Data excerpts
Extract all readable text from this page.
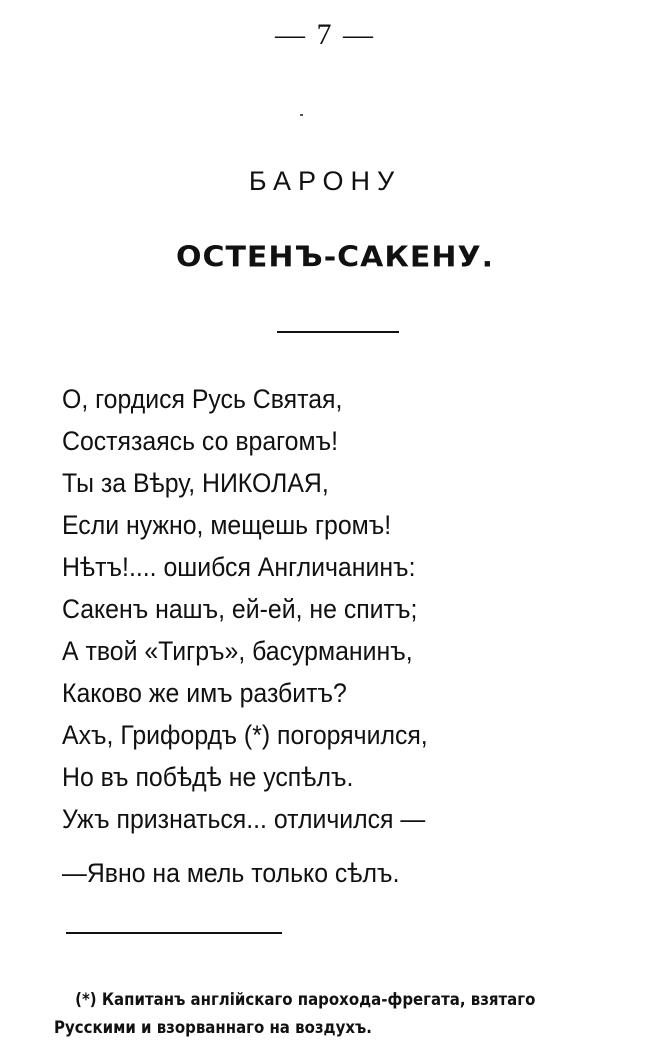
— 7 —
БАРОНУ
ОСТЕНЪ-САКЕНУ.
О, гордися Русь Святая,
Состязаясь со врагомъ!
Ты за Вѣру, НИКОЛАЯ,
Если нужно, мещешь громъ!
Нѣтъ!.... ошибся Англичанинъ:
Сакенъ нашъ, ей-ей, не спитъ;
А твой «Тигръ», басурманинъ,
Каково же имъ разбитъ?
Ахъ, Грифордъ (*) погорячился,
Но въ побѣдѣ не успѣлъ.
Ужъ признаться... отличился —
—Явно на мель только сѣлъ.

(*) Капитанъ англійскаго парохода-фрегата, взятаго Русскими и взорваннаго на воздухъ.
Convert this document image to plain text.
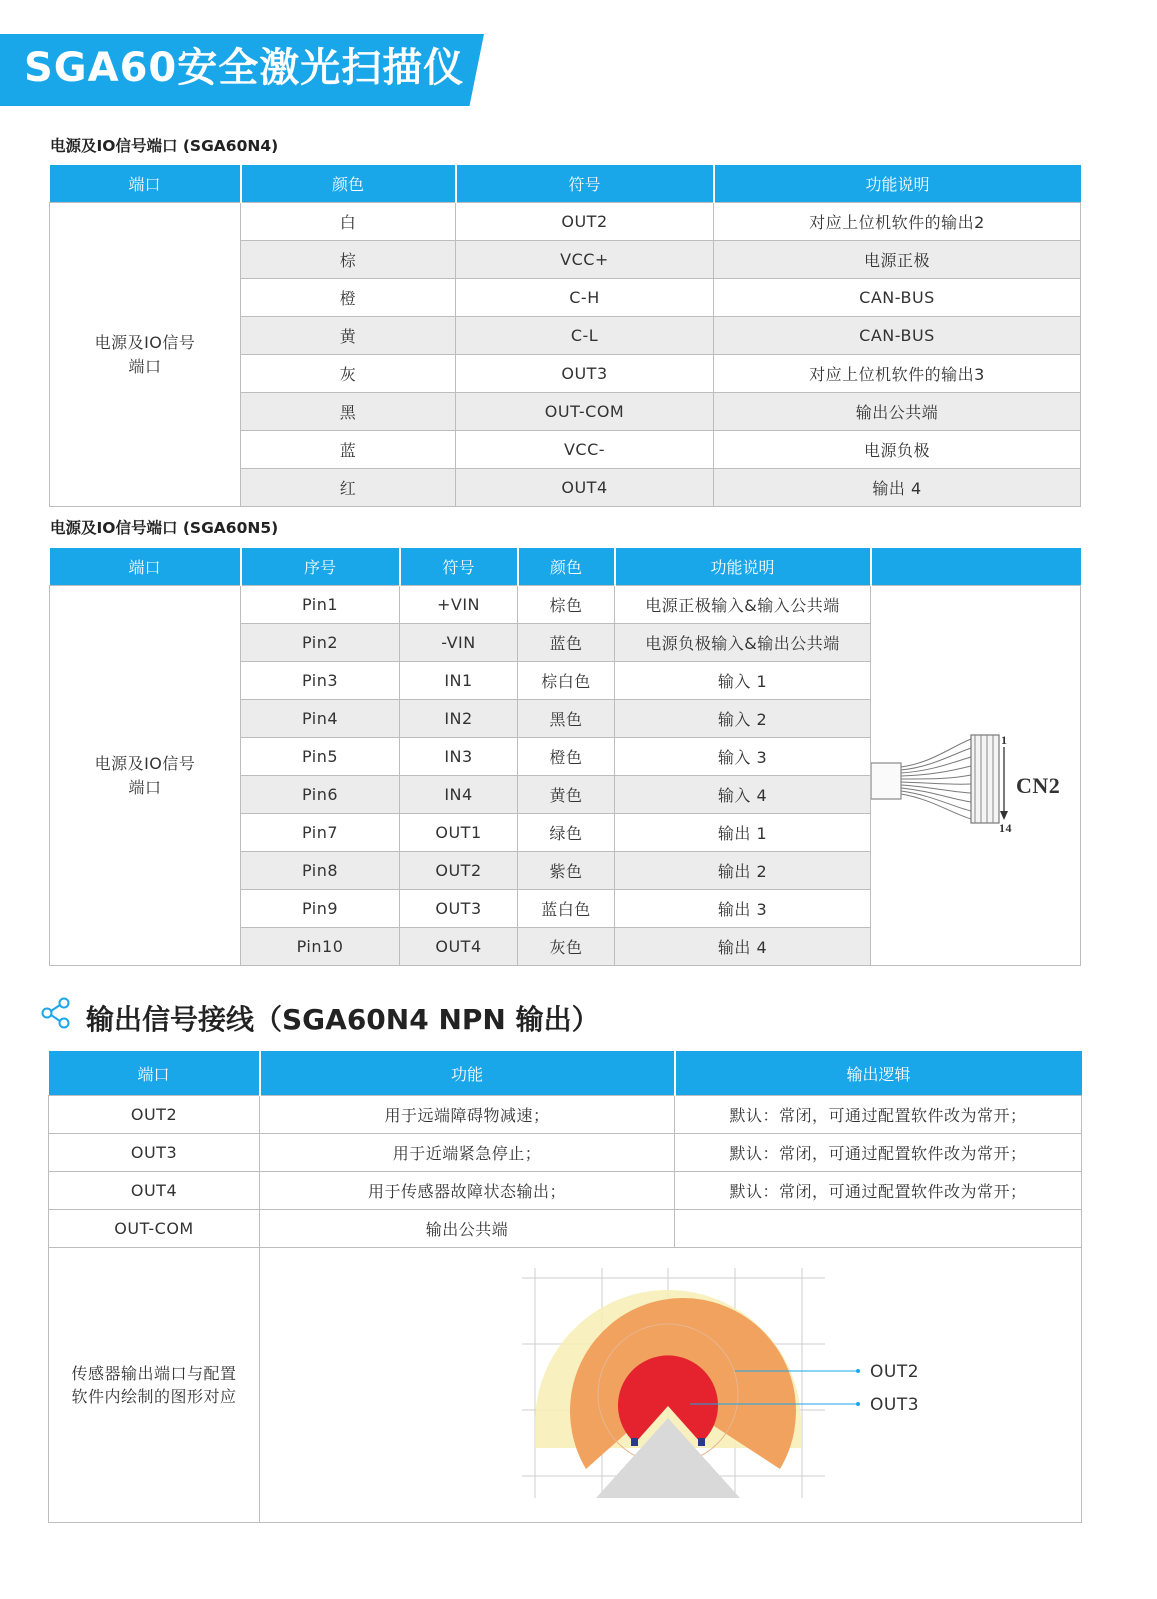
SGA60安全激光扫描仪
电源及IO信号端口 (SGA60N4)
端口	颜色	符号	功能说明

电源及IO信号端口	白	OUT2	对应上位机软件的输出2
	棕	VCC+	电源正极
	橙	C-H	CAN-BUS
	黄	C-L	CAN-BUS
	灰	OUT3	对应上位机软件的输出3
	黑	OUT-COM	输出公共端
	蓝	VCC-	电源负极
	红	OUT4	输出 4
电源及IO信号端口 (SGA60N5)
端口	序号	符号	颜色	功能说明	

电源及IO信号端口	Pin1	+VIN	棕色	电源正极输入&输入公共端	1
14
CN2

	Pin2	-VIN	蓝色	电源负极输入&输出公共端	
	Pin3	IN1	棕白色	输入 1	
	Pin4	IN2	黑色	输入 2	
	Pin5	IN3	橙色	输入 3	
	Pin6	IN4	黄色	输入 4	
	Pin7	OUT1	绿色	输出 1	
	Pin8	OUT2	紫色	输出 2	
	Pin9	OUT3	蓝白色	输出 3	
	Pin10	OUT4	灰色	输出 4	
输出信号接线（SGA60N4 NPN 输出）
端口	功能	输出逻辑
OUT2	用于远端障碍物减速；	默认：常闭，可通过配置软件改为常开；
OUT3	用于近端紧急停止；	默认：常闭，可通过配置软件改为常开；
OUT4	用于传感器故障状态输出；	默认：常闭，可通过配置软件改为常开；
OUT-COM	输出公共端	

传感器输出端口与配置软件内绘制的图形对应	OUT2
OUT3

EXERCISE.
Every line above should be repeated exactly; pictures stay out of the copy.

EXERCISE RESULT.
Extract all readable text from this page.
— 7 —
БАРОНУ
ОСТЕНЪ-САКЕНУ.
О, гордися Русь Святая,
Состязаясь со врагомъ!
Ты за Вѣру, НИКОЛАЯ,
Если нужно, мещешь громъ!
Нѣтъ!.... ошибся Англичанинъ:
Сакенъ нашъ, ей-ей, не спитъ;
А твой «Тигръ», басурманинъ,
Каково же имъ разбитъ?
Ахъ, Грифордъ (*) погорячился,
Но въ побѣдѣ не успѣлъ.
Ужъ признаться... отличился —
—Явно на мель только сѣлъ.

(*) Капитанъ англійскаго парохода-фрегата, взятаго Русскими и взорваннаго на воздухъ.
Convert this document image to plain text.
SGA60安全激光扫描仪
电源及IO信号端口 (SGA60N4)
端口	颜色	符号	功能说明

电源及IO信号端口	白	OUT2	对应上位机软件的输出2
	棕	VCC+	电源正极
	橙	C-H	CAN-BUS
	黄	C-L	CAN-BUS
	灰	OUT3	对应上位机软件的输出3
	黑	OUT-COM	输出公共端
	蓝	VCC-	电源负极
	红	OUT4	输出 4
电源及IO信号端口 (SGA60N5)
端口	序号	符号	颜色	功能说明	

电源及IO信号端口	Pin1	+VIN	棕色	电源正极输入&输入公共端	1
14
CN2

	Pin2	-VIN	蓝色	电源负极输入&输出公共端	
	Pin3	IN1	棕白色	输入 1	
	Pin4	IN2	黑色	输入 2	
	Pin5	IN3	橙色	输入 3	
	Pin6	IN4	黄色	输入 4	
	Pin7	OUT1	绿色	输出 1	
	Pin8	OUT2	紫色	输出 2	
	Pin9	OUT3	蓝白色	输出 3	
	Pin10	OUT4	灰色	输出 4	
输出信号接线（SGA60N4 NPN 输出）
端口	功能	输出逻辑
OUT2	用于远端障碍物减速；	默认：常闭，可通过配置软件改为常开；
OUT3	用于近端紧急停止；	默认：常闭，可通过配置软件改为常开；
OUT4	用于传感器故障状态输出；	默认：常闭，可通过配置软件改为常开；
OUT-COM	输出公共端	

传感器输出端口与配置软件内绘制的图形对应	OUT2
OUT3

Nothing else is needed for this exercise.